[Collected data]
####################
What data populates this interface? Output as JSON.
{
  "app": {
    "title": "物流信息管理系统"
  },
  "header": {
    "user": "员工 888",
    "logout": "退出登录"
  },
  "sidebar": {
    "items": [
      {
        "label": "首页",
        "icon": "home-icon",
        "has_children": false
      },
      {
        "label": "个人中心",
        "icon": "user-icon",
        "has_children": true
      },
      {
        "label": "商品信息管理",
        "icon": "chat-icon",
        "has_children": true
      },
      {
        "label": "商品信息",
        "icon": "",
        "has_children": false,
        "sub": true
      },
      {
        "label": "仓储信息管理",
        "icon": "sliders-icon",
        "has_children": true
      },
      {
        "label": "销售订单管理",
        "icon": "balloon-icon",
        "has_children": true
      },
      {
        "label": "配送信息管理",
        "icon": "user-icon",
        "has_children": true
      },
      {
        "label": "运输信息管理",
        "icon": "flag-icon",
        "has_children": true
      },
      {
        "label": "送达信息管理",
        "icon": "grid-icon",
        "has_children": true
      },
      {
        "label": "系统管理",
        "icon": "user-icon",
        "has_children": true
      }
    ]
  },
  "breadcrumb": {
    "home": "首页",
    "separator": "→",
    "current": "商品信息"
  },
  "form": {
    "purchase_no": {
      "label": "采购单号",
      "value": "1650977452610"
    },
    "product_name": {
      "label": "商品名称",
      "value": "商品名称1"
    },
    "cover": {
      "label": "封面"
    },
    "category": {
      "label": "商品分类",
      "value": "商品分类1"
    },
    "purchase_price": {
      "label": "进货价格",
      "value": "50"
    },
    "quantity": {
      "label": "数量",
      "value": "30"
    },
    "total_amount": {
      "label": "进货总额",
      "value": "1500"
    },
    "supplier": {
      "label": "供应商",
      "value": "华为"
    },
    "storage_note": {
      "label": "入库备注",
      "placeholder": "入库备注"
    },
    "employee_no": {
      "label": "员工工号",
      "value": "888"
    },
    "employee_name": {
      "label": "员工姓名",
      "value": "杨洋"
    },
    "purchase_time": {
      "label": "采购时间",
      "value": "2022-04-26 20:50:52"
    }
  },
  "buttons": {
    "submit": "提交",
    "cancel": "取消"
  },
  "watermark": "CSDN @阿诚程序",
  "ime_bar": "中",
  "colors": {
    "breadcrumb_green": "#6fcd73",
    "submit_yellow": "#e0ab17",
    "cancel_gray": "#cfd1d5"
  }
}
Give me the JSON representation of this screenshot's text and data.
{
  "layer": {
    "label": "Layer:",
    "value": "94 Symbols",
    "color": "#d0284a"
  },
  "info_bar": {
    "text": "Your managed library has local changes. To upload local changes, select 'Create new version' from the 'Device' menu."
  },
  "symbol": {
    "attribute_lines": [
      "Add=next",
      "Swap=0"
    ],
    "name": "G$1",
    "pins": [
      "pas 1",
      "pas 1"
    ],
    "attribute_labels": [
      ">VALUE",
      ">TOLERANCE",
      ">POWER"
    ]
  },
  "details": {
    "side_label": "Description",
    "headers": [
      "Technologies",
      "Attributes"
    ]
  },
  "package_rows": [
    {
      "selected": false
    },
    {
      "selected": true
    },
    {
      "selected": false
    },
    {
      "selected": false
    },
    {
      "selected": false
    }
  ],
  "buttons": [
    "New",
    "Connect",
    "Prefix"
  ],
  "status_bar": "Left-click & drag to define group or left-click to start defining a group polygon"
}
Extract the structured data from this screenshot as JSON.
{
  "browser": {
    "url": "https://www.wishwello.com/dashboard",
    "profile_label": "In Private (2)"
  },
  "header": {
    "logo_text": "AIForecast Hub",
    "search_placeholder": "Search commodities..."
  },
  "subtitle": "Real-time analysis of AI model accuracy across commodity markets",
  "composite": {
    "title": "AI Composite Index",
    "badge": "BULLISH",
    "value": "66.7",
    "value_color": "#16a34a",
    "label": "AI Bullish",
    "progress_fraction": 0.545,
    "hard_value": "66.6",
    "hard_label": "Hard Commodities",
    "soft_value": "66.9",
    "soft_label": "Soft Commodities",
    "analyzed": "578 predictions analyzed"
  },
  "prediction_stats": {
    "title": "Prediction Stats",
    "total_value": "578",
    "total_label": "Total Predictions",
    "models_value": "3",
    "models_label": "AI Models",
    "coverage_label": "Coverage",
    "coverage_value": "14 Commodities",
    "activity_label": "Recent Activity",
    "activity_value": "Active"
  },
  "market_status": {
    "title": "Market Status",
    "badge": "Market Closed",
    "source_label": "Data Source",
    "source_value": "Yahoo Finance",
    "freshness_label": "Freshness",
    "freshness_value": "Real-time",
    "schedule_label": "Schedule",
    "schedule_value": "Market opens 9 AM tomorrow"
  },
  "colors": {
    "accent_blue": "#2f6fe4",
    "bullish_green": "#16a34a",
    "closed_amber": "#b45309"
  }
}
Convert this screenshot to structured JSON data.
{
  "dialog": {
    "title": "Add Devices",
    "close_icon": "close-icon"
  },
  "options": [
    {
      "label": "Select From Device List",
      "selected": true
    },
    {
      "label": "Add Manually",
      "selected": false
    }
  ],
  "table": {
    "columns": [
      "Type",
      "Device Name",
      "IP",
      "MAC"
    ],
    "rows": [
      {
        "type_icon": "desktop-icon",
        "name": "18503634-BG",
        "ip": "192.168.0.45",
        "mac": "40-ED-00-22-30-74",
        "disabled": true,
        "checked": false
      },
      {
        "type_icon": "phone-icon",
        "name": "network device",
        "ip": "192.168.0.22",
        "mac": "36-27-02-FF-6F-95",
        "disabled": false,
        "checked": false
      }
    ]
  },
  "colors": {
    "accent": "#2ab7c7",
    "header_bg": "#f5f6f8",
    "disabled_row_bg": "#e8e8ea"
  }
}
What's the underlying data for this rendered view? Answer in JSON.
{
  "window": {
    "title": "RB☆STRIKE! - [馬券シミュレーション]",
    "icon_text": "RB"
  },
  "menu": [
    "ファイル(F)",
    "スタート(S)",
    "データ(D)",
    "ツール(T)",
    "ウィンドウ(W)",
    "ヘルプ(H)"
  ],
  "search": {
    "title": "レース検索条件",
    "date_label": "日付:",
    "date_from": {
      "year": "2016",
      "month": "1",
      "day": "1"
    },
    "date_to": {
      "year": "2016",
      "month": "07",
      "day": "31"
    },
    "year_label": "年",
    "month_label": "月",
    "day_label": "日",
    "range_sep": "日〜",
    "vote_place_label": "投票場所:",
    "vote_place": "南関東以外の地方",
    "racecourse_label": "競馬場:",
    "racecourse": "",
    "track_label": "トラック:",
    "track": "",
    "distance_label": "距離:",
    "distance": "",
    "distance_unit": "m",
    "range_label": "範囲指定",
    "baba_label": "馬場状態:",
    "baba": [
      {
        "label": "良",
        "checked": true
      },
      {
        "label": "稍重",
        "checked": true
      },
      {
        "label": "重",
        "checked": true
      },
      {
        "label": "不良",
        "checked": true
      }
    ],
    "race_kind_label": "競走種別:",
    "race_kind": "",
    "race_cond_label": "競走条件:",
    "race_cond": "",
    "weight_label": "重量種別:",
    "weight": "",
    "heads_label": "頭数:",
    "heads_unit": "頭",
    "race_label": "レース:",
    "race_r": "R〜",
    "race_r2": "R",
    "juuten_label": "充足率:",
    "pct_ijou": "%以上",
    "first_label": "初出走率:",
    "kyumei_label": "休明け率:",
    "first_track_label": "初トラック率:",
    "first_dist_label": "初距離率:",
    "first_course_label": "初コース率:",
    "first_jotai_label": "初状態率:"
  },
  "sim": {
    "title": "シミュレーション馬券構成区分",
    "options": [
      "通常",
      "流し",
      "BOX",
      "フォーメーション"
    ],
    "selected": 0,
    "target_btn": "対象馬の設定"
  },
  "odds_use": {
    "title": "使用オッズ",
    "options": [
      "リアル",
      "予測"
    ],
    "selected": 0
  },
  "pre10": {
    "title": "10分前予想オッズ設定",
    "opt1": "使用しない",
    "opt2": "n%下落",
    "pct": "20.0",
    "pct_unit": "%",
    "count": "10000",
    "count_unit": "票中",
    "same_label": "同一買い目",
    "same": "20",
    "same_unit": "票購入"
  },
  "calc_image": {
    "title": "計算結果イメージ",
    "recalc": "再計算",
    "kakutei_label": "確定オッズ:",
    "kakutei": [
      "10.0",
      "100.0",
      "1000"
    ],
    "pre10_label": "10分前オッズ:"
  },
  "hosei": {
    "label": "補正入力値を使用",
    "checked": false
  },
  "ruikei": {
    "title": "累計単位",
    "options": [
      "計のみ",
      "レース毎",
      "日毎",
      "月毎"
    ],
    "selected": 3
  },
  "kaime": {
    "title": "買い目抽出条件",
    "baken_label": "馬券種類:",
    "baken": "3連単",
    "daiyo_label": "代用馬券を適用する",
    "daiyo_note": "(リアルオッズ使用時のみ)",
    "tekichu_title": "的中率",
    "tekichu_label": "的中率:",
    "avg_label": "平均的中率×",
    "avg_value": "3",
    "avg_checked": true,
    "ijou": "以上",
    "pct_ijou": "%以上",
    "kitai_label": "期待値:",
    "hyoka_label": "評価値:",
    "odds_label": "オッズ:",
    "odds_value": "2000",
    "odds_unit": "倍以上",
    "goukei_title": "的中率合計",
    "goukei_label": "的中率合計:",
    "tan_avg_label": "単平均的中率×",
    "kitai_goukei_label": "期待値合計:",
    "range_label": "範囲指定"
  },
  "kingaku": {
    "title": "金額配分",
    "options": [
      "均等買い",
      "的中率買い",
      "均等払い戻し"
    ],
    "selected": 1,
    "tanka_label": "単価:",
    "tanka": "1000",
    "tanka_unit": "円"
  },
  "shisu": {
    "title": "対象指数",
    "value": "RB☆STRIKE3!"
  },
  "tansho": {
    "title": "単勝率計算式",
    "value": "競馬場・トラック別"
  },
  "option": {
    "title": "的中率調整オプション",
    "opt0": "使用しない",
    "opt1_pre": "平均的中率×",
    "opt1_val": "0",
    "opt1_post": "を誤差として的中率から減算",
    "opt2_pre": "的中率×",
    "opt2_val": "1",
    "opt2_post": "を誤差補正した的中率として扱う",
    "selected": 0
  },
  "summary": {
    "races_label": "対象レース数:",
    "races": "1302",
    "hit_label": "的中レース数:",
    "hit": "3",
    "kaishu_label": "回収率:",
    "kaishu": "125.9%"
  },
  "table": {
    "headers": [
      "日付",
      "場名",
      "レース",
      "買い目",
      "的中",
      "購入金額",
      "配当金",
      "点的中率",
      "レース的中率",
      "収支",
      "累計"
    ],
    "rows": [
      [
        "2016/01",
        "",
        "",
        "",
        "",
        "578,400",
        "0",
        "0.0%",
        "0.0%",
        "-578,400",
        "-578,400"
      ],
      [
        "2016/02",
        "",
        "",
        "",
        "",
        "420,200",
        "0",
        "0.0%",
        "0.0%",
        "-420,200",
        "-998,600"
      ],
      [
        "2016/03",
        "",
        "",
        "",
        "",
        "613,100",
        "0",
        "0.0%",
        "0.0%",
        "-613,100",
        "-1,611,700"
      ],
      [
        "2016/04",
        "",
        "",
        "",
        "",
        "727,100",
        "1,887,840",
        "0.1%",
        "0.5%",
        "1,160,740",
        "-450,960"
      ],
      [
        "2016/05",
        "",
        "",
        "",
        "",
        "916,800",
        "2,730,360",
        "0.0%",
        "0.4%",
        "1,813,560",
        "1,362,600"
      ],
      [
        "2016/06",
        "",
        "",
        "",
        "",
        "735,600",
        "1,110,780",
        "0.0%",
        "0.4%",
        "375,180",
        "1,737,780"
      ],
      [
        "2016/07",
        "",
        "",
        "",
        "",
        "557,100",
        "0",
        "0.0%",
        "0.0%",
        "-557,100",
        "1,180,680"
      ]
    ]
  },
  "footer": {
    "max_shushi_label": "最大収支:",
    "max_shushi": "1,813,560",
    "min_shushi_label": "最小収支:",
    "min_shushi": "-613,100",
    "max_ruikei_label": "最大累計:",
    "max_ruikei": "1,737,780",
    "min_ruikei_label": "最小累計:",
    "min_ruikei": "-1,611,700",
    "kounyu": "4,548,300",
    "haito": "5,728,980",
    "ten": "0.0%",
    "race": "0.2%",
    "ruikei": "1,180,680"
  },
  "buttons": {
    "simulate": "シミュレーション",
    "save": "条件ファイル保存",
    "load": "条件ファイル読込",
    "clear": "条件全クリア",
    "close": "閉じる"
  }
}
####################
OBJECTIVE:
Copy all lines from the material that hold "structured".

REPLY TO THE TASK:
Extract the structured data from this screenshot as JSON.
Convert this screenshot to structured JSON data.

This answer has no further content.